- **Stated task**
Set down the material below in full, matching it exactly.

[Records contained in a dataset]

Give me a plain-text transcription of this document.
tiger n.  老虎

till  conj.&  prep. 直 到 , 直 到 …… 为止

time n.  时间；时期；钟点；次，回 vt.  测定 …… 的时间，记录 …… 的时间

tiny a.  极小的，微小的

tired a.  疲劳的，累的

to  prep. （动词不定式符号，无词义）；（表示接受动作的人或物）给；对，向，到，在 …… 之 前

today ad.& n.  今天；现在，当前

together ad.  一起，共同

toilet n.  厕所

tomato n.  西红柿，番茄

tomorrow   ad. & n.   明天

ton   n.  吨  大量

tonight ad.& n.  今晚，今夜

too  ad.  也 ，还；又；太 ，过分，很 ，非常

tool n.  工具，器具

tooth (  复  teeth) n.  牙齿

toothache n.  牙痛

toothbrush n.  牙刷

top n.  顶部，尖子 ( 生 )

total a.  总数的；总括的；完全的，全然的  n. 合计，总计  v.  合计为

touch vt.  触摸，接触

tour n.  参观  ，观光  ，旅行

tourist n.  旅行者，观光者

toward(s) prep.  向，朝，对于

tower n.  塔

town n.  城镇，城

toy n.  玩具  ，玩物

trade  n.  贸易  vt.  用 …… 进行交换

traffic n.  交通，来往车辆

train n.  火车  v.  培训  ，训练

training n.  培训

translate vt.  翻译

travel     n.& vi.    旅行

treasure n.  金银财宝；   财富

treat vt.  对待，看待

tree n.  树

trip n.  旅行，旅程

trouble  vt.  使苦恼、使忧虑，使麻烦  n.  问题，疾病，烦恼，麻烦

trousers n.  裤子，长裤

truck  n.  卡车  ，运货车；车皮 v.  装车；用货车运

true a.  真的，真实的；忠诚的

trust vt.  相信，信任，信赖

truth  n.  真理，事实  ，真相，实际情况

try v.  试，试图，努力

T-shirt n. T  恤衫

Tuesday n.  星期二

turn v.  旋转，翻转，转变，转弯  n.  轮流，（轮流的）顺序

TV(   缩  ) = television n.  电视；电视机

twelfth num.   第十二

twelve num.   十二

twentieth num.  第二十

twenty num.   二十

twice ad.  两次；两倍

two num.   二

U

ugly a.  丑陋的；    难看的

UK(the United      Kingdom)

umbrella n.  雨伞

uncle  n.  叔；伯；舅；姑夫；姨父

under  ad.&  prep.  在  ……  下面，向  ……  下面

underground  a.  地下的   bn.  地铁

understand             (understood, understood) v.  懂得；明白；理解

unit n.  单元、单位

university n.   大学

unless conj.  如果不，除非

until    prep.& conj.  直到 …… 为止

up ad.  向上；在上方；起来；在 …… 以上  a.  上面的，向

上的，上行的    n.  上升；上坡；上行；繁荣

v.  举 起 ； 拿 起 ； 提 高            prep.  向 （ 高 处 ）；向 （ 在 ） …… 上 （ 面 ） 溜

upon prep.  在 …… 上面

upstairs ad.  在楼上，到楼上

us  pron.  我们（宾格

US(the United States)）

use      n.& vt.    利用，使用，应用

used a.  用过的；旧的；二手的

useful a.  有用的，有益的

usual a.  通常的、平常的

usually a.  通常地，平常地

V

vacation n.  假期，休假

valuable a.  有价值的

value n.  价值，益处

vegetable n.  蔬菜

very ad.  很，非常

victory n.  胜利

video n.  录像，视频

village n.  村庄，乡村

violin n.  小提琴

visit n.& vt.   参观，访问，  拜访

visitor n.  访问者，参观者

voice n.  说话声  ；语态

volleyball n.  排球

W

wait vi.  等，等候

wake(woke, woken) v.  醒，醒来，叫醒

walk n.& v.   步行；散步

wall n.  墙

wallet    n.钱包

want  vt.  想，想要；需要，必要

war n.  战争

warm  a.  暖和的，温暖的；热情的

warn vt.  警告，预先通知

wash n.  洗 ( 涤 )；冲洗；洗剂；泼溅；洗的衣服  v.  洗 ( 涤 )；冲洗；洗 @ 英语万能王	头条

- **Task result**
Give me a plain-text transcription of this document.
tiger n.  老虎

till  conj.&  prep. 直 到 , 直 到 …… 为止

time n.  时间；时期；钟点；次，回 vt.  测定 …… 的时间，记录 …… 的时间

tiny a.  极小的，微小的

tired a.  疲劳的，累的

to  prep. （动词不定式符号，无词义）；（表示接受动作的人或物）给；对，向，到，在 …… 之 前

today ad.& n.  今天；现在，当前

together ad.  一起，共同

toilet n.  厕所

tomato n.  西红柿，番茄

tomorrow   ad. & n.   明天

ton   n.  吨  大量

tonight ad.& n.  今晚，今夜

too  ad.  也 ，还；又；太 ，过分，很 ，非常

tool n.  工具，器具

tooth (  复  teeth) n.  牙齿

toothache n.  牙痛

toothbrush n.  牙刷

top n.  顶部，尖子 ( 生 )

total a.  总数的；总括的；完全的，全然的  n. 合计，总计  v.  合计为

touch vt.  触摸，接触

tour n.  参观  ，观光  ，旅行

tourist n.  旅行者，观光者

toward(s) prep.  向，朝，对于

tower n.  塔

town n.  城镇，城

toy n.  玩具  ，玩物

trade  n.  贸易  vt.  用 …… 进行交换

traffic n.  交通，来往车辆

train n.  火车  v.  培训  ，训练

training n.  培训

translate vt.  翻译

travel     n.& vi.    旅行

treasure n.  金银财宝；   财富

treat vt.  对待，看待

tree n.  树

trip n.  旅行，旅程

trouble  vt.  使苦恼、使忧虑，使麻烦  n.  问题，疾病，烦恼，麻烦

trousers n.  裤子，长裤

truck  n.  卡车  ，运货车；车皮 v.  装车；用货车运

true a.  真的，真实的；忠诚的

trust vt.  相信，信任，信赖

truth  n.  真理，事实  ，真相，实际情况

try v.  试，试图，努力

T-shirt n. T  恤衫

Tuesday n.  星期二

turn v.  旋转，翻转，转变，转弯  n.  轮流，（轮流的）顺序

TV(   缩  ) = television n.  电视；电视机

twelfth num.   第十二

twelve num.   十二

twentieth num.  第二十

twenty num.   二十

twice ad.  两次；两倍

two num.   二

U

ugly a.  丑陋的；    难看的

UK(the United      Kingdom)

umbrella n.  雨伞

uncle  n.  叔；伯；舅；姑夫；姨父

under  ad.&  prep.  在  ……  下面，向  ……  下面

underground  a.  地下的   bn.  地铁

understand             (understood, understood) v.  懂得；明白；理解

unit n.  单元、单位

university n.   大学

unless conj.  如果不，除非

until    prep.& conj.  直到 …… 为止

up ad.  向上；在上方；起来；在 …… 以上  a.  上面的，向

上的，上行的    n.  上升；上坡；上行；繁荣

v.  举 起 ； 拿 起 ； 提 高            prep.  向 （ 高 处 ）；向 （ 在 ） …… 上 （ 面 ） 溜

upon prep.  在 …… 上面

upstairs ad.  在楼上，到楼上

us  pron.  我们（宾格

US(the United States)）

use      n.& vt.    利用，使用，应用

used a.  用过的；旧的；二手的

useful a.  有用的，有益的

usual a.  通常的、平常的

usually a.  通常地，平常地

V

vacation n.  假期，休假

valuable a.  有价值的

value n.  价值，益处

vegetable n.  蔬菜

very ad.  很，非常

victory n.  胜利

video n.  录像，视频

village n.  村庄，乡村

violin n.  小提琴

visit n.& vt.   参观，访问，  拜访

visitor n.  访问者，参观者

voice n.  说话声  ；语态

volleyball n.  排球

W

wait vi.  等，等候

wake(woke, woken) v.  醒，醒来，叫醒

walk n.& v.   步行；散步

wall n.  墙

wallet    n.钱包

want  vt.  想，想要；需要，必要

war n.  战争

warm  a.  暖和的，温暖的；热情的

warn vt.  警告，预先通知

wash n.  洗 ( 涤 )；冲洗；洗剂；泼溅；洗的衣服  v.  洗 ( 涤 )；冲洗；洗 @ 英语万能王	头条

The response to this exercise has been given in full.